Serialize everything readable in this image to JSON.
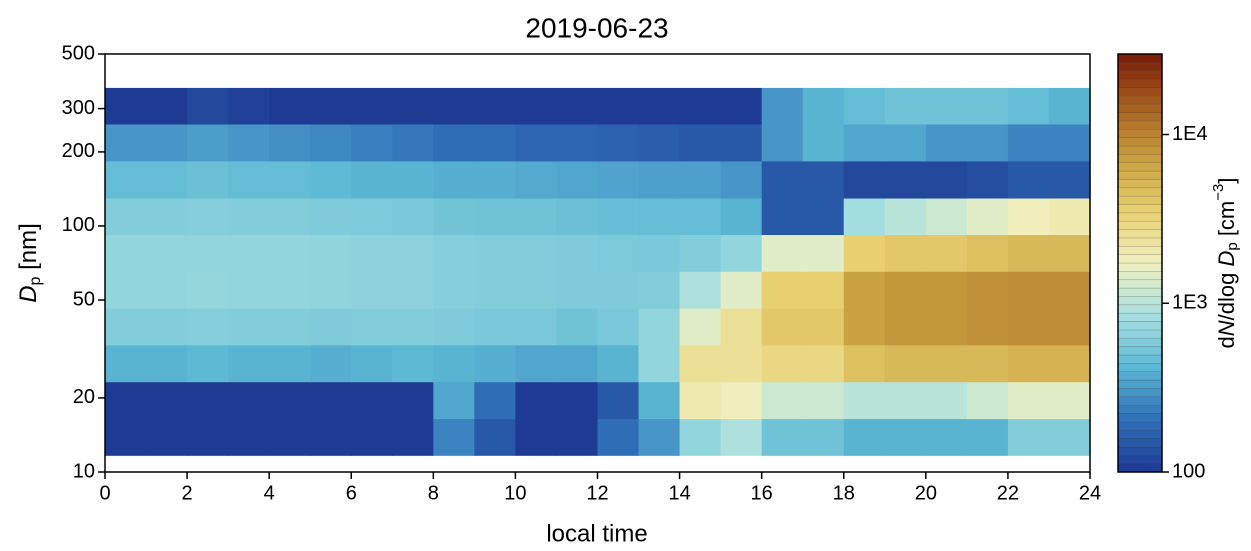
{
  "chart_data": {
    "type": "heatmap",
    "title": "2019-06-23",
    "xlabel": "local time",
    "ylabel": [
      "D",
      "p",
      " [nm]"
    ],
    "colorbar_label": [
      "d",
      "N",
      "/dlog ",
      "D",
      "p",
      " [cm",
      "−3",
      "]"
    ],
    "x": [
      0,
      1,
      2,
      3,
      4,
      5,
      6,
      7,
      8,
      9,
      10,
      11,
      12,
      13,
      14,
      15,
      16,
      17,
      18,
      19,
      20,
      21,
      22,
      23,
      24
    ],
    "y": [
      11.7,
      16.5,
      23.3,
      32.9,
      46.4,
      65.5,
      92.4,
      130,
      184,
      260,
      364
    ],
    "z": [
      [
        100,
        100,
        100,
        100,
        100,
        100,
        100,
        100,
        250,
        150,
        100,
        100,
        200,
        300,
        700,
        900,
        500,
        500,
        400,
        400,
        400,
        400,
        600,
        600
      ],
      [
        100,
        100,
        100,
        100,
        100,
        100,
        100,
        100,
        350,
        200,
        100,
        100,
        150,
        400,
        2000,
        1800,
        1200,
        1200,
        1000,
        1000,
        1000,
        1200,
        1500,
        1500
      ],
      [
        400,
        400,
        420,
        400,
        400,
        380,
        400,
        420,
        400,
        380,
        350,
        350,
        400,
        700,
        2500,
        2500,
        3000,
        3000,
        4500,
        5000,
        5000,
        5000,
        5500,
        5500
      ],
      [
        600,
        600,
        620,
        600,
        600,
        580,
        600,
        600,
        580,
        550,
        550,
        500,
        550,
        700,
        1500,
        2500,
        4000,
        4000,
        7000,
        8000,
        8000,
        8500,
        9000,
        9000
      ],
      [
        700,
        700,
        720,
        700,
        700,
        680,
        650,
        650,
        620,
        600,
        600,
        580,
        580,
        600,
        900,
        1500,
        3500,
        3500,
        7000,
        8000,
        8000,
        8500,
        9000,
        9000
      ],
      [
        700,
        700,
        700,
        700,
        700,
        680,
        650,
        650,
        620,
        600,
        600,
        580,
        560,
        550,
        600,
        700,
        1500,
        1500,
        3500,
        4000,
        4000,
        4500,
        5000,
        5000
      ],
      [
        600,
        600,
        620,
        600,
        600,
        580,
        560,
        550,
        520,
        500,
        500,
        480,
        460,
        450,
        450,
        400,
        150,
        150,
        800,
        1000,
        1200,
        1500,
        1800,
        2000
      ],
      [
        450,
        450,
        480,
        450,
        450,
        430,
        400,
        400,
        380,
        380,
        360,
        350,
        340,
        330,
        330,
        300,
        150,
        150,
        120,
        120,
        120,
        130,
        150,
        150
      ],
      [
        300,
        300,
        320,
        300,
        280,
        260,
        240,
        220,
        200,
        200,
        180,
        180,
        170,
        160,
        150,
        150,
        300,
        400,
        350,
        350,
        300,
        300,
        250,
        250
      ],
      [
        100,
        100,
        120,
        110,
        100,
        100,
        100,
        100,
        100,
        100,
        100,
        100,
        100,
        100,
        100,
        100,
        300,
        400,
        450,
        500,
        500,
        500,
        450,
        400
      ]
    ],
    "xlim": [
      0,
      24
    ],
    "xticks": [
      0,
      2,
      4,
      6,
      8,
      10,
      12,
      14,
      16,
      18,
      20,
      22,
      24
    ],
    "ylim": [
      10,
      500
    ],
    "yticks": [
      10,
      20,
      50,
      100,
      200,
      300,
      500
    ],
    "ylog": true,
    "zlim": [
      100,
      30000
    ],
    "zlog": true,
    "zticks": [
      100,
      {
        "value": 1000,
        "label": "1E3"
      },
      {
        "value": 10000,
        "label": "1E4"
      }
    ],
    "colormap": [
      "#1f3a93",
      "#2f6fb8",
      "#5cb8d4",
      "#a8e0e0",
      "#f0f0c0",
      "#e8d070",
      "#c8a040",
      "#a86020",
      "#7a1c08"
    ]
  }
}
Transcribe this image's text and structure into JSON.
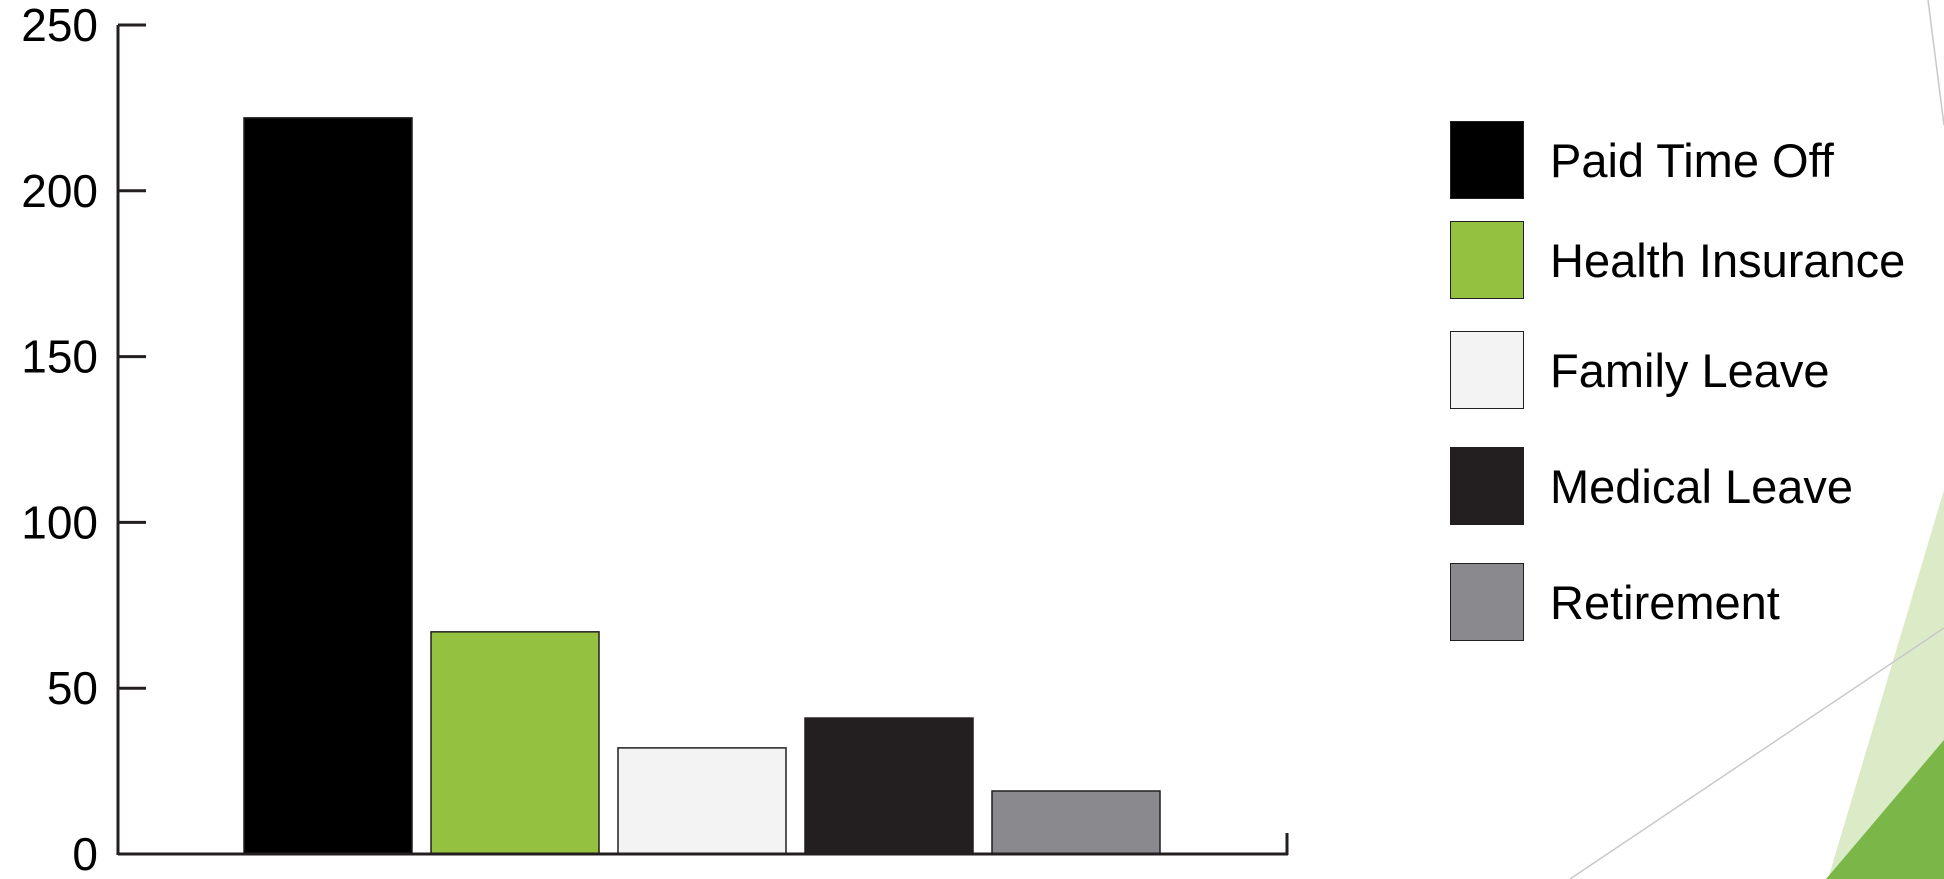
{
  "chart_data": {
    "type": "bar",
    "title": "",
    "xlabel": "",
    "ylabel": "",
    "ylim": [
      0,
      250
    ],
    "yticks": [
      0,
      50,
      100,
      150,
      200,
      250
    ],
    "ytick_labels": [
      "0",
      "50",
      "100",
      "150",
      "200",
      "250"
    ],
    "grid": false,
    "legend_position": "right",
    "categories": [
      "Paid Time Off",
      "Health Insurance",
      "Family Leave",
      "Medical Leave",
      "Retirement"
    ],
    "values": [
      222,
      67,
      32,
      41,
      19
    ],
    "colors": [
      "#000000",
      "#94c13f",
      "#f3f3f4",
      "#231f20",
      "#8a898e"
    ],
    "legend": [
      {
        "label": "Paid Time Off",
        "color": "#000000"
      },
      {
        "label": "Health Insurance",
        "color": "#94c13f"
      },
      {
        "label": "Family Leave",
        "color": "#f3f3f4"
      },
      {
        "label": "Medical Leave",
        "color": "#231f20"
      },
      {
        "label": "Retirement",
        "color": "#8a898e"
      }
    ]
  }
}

AIM ->
Pull out each line of the records holding the string "this".

RESULT OF THE EXERCISE ->
Serialize everything readable in this image to JSON.
Transcribe this image's text and structure into JSON.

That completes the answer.